Unter dem Thema: „Richte unsere Füße auf den Weg des Friedens“ (Lukas 1,79) ist jetzt ein friedensethischer Konsultationsprozess in der Ev.-Luth. Kirche in Oldenburg gestartet worden. Der erste Vortrag mit anschließender Diskussion fand am Mittwoch, 14. Februar, in Rastede-Wahnbek zum Thema: „Die Friedensbotschaft der Bibel und die Frage nach militärischer Gewalt als letztem Ausweg“ statt.
„Es ist eine Ehre, hier im Gemeindehaus in Wahnbek die Vortragsreihe im landeskirchenweiten Konsultationsprozess eröffnen zu dürfen." Mit diesen Worten begrüßte Gemeindepfarrer Gundolf Krauel nicht nur die Referenten des Abends, sondern auch Synodenpräsidentin Sabine Blütchen und den Referenten für theologische und gottesdienstliche Grundsatzfragen, Pfarrer Nico Szameitat, im Publikum.
Passen die Friedensbotschaft der Bibel und die Befürwortung von militärischer rechtserhaltener Gewalt als letztem Ausweg zusammen? Mit „Ja" beantwortete Dr. Roger Mielke, Oberkirchenrat bei der Evangelischen Kirche in Deutschland, diese Frage. Mit einen ebenso eindeutigen „Nein" antwortete Dietrich Becker-Hinrichs, Pfarrer in der Evangelischen Kirche in Baden.
Dr. Roger Mielke machte in seinen theologischen Ausführungen deutlich, dass mit der Macht des Bösen in dieser Welt zu rechnen sei. Auch wenn das Evangelium in seinem Kern für eine Praxis der Gewaltlosigkeit plädiere, seien im Blick auf konkrete Entscheidungen doch Abwegungsprozesse angemessen und erforderlich. Christliche Friedensethik zeichne sich dadurch aus, dass sie auf der Bibel fuße, Konflikte ernst nehme und im Diskurs angemessene Antworten finde. Hierbei seien theologisch sowohl die schöpfungstheologische Dimension, die jedem Menschen die gleiche Würde und ein unbedingtes Lebensrecht zuspreche, der Bezug auf die Ethik Jesu, die die Praxis der Gewaltlosigkeit beinhalte und die Tatsache zu berücksichtigen, dass wir in einer Welt leben, die im Blick auf das Reich Gottes im Bezugsrahmen des "schon jetzt" und "noch nicht" zu verstehen sei. In diesem Zusammenhang sei die Bergpredigt Jesu ein zentraler, aber nicht der einzige theologische Begründungszusammenhang, so Mielke.

▸ AUFGABEN:
A) Beantworte zum Bericht über den Konsultationsprozess kurz:
(i) An welchem Ort fand der erste Vortrag statt?
(ii) Wer begrüßte die Referenten des Abends?
(iii) In welcher Kirche ist Dietrich Becker-Hinrichs Pfarrer?
B) Aktualisiere den Bericht über den Konsultationsprozess: Schreib den Teil zwischen „Unter dem Thema: „Richte“ und „Szameitat, im Publikum.“ einschließlich neu und setze dabei „Pfarrhaus“ an die Stelle von „Gemeindehaus“.
Die Einträge stammen aus einer anderen Quelle.

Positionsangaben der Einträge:
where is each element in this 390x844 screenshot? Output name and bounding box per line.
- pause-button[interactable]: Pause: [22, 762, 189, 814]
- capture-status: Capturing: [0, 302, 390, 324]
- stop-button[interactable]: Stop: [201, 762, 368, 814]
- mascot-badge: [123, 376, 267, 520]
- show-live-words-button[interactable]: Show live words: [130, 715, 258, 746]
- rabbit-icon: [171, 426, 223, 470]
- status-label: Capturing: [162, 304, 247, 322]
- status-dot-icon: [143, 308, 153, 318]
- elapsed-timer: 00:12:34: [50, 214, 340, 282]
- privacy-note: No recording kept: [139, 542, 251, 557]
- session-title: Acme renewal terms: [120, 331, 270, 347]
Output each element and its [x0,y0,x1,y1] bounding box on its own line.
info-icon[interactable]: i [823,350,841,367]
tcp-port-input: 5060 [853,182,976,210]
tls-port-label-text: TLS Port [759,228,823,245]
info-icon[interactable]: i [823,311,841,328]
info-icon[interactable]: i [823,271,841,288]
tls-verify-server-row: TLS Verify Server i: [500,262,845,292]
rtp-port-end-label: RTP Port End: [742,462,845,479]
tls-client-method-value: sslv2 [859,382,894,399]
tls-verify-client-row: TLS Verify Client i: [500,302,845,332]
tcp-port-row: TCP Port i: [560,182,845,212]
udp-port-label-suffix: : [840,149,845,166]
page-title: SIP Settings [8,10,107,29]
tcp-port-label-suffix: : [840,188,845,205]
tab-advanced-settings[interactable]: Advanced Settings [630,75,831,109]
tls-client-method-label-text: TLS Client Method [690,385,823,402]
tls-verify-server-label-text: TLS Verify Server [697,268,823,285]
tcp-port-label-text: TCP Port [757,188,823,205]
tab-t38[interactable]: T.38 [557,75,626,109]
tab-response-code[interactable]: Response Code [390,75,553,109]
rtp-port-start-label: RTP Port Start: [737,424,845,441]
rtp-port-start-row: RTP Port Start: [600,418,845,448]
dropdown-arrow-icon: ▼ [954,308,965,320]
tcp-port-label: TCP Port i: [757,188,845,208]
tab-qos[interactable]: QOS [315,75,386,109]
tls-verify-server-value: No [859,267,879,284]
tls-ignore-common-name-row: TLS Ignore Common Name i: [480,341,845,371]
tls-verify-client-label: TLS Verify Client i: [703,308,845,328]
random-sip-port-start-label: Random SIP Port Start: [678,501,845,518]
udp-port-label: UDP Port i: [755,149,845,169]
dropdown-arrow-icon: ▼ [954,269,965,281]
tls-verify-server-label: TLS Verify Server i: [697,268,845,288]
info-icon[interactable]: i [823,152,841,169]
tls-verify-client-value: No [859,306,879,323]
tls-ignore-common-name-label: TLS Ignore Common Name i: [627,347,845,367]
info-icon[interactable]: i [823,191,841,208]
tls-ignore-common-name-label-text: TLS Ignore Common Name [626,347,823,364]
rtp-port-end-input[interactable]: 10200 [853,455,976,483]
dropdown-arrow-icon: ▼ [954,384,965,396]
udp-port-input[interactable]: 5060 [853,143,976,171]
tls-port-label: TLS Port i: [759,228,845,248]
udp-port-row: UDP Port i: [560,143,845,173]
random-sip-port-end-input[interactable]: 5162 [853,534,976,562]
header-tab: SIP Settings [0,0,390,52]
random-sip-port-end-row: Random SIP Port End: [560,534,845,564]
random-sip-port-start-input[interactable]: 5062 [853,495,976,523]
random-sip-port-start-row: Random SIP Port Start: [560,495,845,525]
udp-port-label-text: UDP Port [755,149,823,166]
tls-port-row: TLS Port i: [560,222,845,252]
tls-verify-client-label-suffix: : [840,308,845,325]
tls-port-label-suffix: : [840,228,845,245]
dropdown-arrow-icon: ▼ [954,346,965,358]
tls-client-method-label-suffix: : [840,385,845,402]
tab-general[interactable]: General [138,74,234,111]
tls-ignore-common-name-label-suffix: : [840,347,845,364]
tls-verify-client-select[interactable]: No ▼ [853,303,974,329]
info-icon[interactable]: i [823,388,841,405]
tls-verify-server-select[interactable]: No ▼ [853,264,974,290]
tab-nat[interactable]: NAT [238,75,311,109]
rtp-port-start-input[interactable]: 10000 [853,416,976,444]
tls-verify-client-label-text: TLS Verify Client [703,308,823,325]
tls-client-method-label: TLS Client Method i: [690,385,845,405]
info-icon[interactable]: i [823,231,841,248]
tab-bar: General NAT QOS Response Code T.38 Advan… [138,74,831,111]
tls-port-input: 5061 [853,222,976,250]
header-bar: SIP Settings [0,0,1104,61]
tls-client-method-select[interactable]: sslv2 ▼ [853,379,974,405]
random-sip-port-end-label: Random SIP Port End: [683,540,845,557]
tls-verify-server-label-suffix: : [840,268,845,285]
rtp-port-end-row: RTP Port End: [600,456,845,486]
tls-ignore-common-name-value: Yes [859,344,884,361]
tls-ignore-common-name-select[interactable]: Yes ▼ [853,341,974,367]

▸ ANTWORTEN:
A)
(i) In Rastede-Wahnbek
(ii) Gemeindepfarrer Gundolf Krauel
(iii) In der Evangelischen Kirche in Baden

B)
Unter dem Thema: „Richte unsere Füße auf den Weg des Friedens“ (Lukas 1,79) ist jetzt ein friedensethischer Konsultationsprozess in der Ev.-Luth. Kirche in Oldenburg gestartet worden. Der erste Vortrag mit anschließender Diskussion fand am Mittwoch, 14. Februar, in Rastede-Wahnbek zum Thema: „Die Friedensbotschaft der Bibel und die Frage nach militärischer Gewalt als letztem Ausweg“ statt.
„Es ist eine Ehre, hier im Pfarrhaus in Wahnbek die Vortragsreihe im landeskirchenweiten Konsultationsprozess eröffnen zu dürfen." Mit diesen Worten begrüßte Gemeindepfarrer Gundolf Krauel nicht nur die Referenten des Abends, sondern auch Synodenpräsidentin Sabine Blütchen und den Referenten für theologische und gottesdienstliche Grundsatzfragen, Pfarrer Nico Szameitat, im Publikum.